• _MATERIAL SUPPLIED_:

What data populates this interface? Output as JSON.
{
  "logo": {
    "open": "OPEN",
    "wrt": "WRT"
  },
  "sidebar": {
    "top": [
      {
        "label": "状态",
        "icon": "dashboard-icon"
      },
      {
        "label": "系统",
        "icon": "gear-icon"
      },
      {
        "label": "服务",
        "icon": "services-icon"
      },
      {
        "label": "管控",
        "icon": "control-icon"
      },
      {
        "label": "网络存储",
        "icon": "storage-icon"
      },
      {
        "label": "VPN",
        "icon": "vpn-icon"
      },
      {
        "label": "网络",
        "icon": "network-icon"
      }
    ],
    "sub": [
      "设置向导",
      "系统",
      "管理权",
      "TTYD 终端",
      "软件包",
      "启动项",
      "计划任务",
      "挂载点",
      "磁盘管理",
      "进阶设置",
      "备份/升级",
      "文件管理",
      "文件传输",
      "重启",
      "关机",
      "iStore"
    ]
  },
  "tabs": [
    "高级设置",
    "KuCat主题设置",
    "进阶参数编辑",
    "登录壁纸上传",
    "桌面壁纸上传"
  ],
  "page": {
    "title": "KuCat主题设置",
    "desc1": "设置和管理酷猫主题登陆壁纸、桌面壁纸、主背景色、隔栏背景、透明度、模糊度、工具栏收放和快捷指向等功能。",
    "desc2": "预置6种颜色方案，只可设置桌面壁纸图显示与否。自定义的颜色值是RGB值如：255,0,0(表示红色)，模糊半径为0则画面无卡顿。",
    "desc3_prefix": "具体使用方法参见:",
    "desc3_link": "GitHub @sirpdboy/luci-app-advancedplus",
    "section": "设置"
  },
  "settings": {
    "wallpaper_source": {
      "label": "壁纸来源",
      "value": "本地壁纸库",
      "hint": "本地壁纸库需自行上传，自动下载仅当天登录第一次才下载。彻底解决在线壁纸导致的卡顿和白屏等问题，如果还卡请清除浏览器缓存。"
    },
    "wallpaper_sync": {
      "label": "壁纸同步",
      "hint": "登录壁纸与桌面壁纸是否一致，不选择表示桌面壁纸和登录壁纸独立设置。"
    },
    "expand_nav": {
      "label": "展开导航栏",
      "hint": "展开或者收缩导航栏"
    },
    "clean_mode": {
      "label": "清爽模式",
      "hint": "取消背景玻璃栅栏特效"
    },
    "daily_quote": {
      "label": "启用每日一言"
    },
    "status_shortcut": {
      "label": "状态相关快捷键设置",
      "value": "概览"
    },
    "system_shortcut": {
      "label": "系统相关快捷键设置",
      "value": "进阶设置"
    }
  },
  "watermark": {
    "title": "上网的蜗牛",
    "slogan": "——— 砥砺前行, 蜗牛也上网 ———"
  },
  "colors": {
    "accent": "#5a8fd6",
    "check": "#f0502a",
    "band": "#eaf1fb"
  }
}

• _WHAT IS BEING ASKED_: Find each line holding the word "icon" and copy it.

• _THE REPLY_:
        "icon": "dashboard-icon"
        "icon": "gear-icon"
        "icon": "services-icon"
        "icon": "control-icon"
        "icon": "storage-icon"
        "icon": "vpn-icon"
        "icon": "network-icon"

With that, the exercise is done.